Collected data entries
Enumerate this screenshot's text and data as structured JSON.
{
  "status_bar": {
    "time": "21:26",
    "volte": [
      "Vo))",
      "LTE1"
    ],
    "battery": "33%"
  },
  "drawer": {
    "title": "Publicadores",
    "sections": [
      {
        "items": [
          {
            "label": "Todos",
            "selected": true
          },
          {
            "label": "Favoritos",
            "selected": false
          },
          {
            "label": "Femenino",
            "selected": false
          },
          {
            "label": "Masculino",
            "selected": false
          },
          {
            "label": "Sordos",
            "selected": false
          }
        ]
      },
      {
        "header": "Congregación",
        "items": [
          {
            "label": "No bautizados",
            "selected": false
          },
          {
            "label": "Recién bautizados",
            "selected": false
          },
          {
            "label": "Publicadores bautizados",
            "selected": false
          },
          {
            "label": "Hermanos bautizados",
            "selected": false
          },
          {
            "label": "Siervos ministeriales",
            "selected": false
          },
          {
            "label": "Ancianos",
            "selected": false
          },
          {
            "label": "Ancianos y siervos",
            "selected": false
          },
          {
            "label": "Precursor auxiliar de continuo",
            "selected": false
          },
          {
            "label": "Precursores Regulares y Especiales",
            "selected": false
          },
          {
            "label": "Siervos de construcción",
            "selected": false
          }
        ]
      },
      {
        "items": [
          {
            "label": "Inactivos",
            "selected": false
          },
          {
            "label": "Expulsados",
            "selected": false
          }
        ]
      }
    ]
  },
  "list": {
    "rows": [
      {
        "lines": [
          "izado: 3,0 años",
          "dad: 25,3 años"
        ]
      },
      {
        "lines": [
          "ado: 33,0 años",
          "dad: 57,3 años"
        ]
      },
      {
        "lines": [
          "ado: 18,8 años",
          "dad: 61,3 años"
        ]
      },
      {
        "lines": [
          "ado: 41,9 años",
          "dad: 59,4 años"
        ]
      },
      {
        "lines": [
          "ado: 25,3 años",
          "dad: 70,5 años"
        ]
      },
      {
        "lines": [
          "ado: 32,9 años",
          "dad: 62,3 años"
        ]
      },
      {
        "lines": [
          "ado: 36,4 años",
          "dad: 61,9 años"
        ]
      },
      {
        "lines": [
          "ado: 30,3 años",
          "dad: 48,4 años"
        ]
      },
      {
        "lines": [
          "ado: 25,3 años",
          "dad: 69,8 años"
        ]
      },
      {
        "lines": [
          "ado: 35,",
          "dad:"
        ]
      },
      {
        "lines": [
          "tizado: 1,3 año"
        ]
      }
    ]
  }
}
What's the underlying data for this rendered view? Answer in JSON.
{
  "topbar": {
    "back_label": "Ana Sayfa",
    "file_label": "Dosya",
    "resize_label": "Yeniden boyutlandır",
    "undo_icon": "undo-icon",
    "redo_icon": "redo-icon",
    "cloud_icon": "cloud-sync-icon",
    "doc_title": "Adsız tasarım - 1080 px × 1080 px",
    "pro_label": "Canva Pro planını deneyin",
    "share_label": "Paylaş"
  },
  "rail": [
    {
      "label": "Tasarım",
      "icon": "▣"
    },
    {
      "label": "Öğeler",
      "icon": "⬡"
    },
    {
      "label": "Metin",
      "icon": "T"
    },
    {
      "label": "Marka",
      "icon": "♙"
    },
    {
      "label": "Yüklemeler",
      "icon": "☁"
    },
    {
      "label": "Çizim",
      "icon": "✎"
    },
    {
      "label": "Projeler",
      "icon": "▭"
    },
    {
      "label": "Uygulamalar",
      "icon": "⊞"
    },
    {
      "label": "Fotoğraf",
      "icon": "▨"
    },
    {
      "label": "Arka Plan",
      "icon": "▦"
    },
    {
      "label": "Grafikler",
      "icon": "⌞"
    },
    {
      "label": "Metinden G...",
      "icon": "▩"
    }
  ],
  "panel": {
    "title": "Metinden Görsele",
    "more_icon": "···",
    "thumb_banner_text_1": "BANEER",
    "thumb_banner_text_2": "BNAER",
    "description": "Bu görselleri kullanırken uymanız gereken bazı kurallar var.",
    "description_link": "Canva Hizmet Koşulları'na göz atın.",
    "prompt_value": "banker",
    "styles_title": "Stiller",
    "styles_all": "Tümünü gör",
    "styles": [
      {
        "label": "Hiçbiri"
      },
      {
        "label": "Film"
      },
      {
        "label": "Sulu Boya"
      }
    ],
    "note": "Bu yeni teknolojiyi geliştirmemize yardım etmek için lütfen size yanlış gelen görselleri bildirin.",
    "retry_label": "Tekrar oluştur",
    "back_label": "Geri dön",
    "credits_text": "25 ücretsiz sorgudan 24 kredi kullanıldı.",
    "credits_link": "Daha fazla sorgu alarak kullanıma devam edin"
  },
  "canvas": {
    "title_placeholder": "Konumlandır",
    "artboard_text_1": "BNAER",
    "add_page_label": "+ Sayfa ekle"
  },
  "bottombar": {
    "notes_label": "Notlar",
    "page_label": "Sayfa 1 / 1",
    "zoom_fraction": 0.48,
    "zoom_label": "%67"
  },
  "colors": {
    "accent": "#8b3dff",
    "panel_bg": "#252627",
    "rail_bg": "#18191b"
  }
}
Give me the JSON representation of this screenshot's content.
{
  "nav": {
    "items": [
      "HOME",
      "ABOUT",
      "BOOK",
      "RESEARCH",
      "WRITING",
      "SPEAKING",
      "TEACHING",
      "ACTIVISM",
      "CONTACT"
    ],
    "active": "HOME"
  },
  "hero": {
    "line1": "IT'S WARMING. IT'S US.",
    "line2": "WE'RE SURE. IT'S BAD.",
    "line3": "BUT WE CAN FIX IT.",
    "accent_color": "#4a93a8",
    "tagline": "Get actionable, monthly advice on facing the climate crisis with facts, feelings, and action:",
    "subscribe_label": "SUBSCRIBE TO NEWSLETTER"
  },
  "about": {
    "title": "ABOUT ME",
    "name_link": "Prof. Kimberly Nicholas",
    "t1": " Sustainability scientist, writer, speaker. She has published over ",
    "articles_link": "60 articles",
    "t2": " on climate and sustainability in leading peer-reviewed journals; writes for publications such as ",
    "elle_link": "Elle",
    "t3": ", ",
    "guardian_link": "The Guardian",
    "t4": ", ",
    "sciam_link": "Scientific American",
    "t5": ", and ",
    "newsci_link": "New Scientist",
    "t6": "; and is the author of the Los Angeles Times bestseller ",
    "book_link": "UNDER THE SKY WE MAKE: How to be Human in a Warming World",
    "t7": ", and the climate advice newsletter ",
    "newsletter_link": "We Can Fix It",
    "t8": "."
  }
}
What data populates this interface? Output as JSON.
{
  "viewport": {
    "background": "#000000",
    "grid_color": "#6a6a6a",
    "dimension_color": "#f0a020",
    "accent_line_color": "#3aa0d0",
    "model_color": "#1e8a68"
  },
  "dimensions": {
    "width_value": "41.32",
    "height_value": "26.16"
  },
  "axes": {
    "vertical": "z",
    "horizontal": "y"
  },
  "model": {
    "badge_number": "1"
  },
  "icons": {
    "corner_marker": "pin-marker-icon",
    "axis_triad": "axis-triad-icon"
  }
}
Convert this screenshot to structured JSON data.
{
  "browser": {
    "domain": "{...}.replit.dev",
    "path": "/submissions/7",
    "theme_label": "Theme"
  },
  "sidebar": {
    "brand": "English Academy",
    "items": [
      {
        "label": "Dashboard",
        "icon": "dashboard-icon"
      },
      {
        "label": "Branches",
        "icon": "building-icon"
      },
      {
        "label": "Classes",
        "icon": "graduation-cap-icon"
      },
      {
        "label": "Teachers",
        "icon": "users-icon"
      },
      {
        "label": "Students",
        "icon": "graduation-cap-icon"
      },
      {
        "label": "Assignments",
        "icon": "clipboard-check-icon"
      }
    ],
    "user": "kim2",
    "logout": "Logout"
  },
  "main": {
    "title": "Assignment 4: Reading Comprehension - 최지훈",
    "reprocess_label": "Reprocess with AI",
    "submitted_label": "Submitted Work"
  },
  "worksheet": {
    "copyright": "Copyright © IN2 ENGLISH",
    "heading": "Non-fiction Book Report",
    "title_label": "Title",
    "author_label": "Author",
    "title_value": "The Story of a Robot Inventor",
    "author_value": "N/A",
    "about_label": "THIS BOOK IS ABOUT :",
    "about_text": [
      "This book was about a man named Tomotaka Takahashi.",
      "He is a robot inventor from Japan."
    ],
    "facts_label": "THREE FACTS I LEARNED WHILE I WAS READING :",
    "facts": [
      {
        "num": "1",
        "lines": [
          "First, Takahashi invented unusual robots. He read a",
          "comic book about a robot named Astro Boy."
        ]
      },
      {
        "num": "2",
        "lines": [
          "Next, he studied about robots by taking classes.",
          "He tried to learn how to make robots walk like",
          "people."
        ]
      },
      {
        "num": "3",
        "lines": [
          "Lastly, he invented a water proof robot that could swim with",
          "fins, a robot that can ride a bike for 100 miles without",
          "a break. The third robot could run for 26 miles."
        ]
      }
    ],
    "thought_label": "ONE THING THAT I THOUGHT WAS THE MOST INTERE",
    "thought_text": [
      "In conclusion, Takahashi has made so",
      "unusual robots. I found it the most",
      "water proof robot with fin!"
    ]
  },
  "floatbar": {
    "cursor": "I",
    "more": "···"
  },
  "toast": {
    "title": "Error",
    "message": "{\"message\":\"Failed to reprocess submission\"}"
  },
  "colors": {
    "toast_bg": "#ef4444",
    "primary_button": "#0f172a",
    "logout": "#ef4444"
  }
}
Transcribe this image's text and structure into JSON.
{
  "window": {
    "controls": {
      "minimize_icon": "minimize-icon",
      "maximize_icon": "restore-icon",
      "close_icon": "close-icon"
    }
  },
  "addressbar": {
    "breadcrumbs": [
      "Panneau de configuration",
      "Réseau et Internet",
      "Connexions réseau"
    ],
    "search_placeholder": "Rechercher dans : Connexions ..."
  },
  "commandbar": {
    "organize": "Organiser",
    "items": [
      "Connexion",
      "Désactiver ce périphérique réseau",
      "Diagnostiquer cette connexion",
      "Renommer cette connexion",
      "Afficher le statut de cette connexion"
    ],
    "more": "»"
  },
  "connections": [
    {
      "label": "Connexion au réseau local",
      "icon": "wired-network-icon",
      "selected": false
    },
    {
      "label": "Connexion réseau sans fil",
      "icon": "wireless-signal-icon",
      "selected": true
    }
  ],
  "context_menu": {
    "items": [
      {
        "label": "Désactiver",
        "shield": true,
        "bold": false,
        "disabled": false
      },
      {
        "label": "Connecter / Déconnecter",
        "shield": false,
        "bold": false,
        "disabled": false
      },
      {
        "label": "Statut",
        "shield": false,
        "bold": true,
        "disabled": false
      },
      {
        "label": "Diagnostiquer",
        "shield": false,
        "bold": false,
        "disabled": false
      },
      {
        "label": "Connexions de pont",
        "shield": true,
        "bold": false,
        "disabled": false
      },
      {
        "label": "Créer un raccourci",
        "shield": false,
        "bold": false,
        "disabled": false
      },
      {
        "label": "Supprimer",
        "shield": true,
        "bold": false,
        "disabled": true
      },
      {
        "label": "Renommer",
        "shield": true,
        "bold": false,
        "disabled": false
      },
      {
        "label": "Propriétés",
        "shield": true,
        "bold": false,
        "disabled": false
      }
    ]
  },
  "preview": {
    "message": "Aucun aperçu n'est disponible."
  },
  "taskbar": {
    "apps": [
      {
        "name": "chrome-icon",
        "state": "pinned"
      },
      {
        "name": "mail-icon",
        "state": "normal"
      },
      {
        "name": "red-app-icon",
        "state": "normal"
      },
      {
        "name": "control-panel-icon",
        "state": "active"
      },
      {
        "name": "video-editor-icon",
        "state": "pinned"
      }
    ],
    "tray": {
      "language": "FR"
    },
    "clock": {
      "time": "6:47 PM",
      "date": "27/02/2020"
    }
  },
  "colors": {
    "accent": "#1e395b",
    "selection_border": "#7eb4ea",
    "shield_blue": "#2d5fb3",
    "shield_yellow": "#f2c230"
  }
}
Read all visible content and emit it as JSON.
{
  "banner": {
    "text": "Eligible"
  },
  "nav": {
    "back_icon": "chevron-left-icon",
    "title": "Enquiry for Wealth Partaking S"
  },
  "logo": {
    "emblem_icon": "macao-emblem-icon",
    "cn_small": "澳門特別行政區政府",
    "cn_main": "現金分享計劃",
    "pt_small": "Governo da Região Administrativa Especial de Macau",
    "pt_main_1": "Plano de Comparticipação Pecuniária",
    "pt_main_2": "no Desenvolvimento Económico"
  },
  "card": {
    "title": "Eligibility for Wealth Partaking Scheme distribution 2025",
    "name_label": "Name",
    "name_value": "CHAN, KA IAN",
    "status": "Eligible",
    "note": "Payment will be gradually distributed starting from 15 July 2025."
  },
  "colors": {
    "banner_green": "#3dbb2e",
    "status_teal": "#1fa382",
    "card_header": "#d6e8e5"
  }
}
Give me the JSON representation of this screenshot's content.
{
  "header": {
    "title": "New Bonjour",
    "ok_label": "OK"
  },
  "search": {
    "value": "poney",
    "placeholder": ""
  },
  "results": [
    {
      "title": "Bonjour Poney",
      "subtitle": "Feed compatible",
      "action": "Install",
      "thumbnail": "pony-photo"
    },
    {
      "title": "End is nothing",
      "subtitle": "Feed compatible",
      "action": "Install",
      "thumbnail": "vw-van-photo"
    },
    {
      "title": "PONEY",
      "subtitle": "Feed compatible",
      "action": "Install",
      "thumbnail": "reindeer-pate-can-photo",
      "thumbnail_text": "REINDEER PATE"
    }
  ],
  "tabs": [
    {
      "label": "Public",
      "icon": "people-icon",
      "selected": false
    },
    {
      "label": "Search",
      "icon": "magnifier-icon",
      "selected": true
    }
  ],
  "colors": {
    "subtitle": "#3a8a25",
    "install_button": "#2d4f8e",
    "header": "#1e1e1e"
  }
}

Problem
From the entries above, collect every line with the string "miles" in it.

Response
          "fins, a robot that can ride a bike for 100 miles without",
          "a break. The third robot could run for 26 miles."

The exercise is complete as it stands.